* _Dataset extract_:
• • • • • • •

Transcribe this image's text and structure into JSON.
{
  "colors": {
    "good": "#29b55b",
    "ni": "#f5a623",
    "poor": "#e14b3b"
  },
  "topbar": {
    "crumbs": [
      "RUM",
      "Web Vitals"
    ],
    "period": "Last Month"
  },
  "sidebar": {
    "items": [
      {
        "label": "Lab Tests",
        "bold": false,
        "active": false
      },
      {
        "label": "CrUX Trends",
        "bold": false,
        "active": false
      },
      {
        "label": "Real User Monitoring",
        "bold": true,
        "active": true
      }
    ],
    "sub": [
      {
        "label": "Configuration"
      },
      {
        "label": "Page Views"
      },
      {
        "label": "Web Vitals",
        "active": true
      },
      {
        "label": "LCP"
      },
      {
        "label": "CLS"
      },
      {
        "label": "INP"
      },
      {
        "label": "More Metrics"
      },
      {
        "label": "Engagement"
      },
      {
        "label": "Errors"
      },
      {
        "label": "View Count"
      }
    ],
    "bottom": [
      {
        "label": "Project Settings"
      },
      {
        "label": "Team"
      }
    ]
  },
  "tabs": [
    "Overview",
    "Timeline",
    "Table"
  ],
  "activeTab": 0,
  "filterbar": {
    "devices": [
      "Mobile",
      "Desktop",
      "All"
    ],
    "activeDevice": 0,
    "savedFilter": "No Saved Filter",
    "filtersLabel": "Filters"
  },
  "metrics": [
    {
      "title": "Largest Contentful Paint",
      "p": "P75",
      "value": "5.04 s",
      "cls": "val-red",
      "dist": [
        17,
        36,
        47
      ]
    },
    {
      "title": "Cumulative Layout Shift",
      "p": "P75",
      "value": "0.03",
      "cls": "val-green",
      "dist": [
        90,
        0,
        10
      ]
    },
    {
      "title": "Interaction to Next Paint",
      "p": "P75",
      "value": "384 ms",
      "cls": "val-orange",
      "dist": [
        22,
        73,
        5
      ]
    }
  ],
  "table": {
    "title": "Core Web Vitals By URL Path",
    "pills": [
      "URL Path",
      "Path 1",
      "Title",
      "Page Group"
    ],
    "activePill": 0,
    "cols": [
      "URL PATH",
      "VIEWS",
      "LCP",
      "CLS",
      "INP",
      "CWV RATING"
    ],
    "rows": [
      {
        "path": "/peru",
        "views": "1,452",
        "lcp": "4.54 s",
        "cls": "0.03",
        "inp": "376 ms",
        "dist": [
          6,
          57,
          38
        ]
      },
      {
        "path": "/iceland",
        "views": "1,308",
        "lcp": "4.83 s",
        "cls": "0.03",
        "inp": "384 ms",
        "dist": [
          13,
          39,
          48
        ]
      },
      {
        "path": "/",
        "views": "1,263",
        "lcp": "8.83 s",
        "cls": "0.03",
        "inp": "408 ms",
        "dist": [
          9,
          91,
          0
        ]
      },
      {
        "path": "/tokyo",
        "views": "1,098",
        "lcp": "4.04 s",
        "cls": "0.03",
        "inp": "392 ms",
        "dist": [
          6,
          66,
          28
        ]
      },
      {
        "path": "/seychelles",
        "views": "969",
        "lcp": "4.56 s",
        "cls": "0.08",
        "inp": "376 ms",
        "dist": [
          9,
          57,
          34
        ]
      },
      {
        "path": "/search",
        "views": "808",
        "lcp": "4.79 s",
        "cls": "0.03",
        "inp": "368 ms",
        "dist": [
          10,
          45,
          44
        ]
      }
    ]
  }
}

• • • • • • •

* _Objective_: Please repeat the listing exactly, with nothing left out.

* _Answer to the exercise_:
Transcribe this image's text and structure into JSON.
{
  "colors": {
    "good": "#29b55b",
    "ni": "#f5a623",
    "poor": "#e14b3b"
  },
  "topbar": {
    "crumbs": [
      "RUM",
      "Web Vitals"
    ],
    "period": "Last Month"
  },
  "sidebar": {
    "items": [
      {
        "label": "Lab Tests",
        "bold": false,
        "active": false
      },
      {
        "label": "CrUX Trends",
        "bold": false,
        "active": false
      },
      {
        "label": "Real User Monitoring",
        "bold": true,
        "active": true
      }
    ],
    "sub": [
      {
        "label": "Configuration"
      },
      {
        "label": "Page Views"
      },
      {
        "label": "Web Vitals",
        "active": true
      },
      {
        "label": "LCP"
      },
      {
        "label": "CLS"
      },
      {
        "label": "INP"
      },
      {
        "label": "More Metrics"
      },
      {
        "label": "Engagement"
      },
      {
        "label": "Errors"
      },
      {
        "label": "View Count"
      }
    ],
    "bottom": [
      {
        "label": "Project Settings"
      },
      {
        "label": "Team"
      }
    ]
  },
  "tabs": [
    "Overview",
    "Timeline",
    "Table"
  ],
  "activeTab": 0,
  "filterbar": {
    "devices": [
      "Mobile",
      "Desktop",
      "All"
    ],
    "activeDevice": 0,
    "savedFilter": "No Saved Filter",
    "filtersLabel": "Filters"
  },
  "metrics": [
    {
      "title": "Largest Contentful Paint",
      "p": "P75",
      "value": "5.04 s",
      "cls": "val-red",
      "dist": [
        17,
        36,
        47
      ]
    },
    {
      "title": "Cumulative Layout Shift",
      "p": "P75",
      "value": "0.03",
      "cls": "val-green",
      "dist": [
        90,
        0,
        10
      ]
    },
    {
      "title": "Interaction to Next Paint",
      "p": "P75",
      "value": "384 ms",
      "cls": "val-orange",
      "dist": [
        22,
        73,
        5
      ]
    }
  ],
  "table": {
    "title": "Core Web Vitals By URL Path",
    "pills": [
      "URL Path",
      "Path 1",
      "Title",
      "Page Group"
    ],
    "activePill": 0,
    "cols": [
      "URL PATH",
      "VIEWS",
      "LCP",
      "CLS",
      "INP",
      "CWV RATING"
    ],
    "rows": [
      {
        "path": "/peru",
        "views": "1,452",
        "lcp": "4.54 s",
        "cls": "0.03",
        "inp": "376 ms",
        "dist": [
          6,
          57,
          38
        ]
      },
      {
        "path": "/iceland",
        "views": "1,308",
        "lcp": "4.83 s",
        "cls": "0.03",
        "inp": "384 ms",
        "dist": [
          13,
          39,
          48
        ]
      },
      {
        "path": "/",
        "views": "1,263",
        "lcp": "8.83 s",
        "cls": "0.03",
        "inp": "408 ms",
        "dist": [
          9,
          91,
          0
        ]
      },
      {
        "path": "/tokyo",
        "views": "1,098",
        "lcp": "4.04 s",
        "cls": "0.03",
        "inp": "392 ms",
        "dist": [
          6,
          66,
          28
        ]
      },
      {
        "path": "/seychelles",
        "views": "969",
        "lcp": "4.56 s",
        "cls": "0.08",
        "inp": "376 ms",
        "dist": [
          9,
          57,
          34
        ]
      },
      {
        "path": "/search",
        "views": "808",
        "lcp": "4.79 s",
        "cls": "0.03",
        "inp": "368 ms",
        "dist": [
          10,
          45,
          44
        ]
      }
    ]
  }
}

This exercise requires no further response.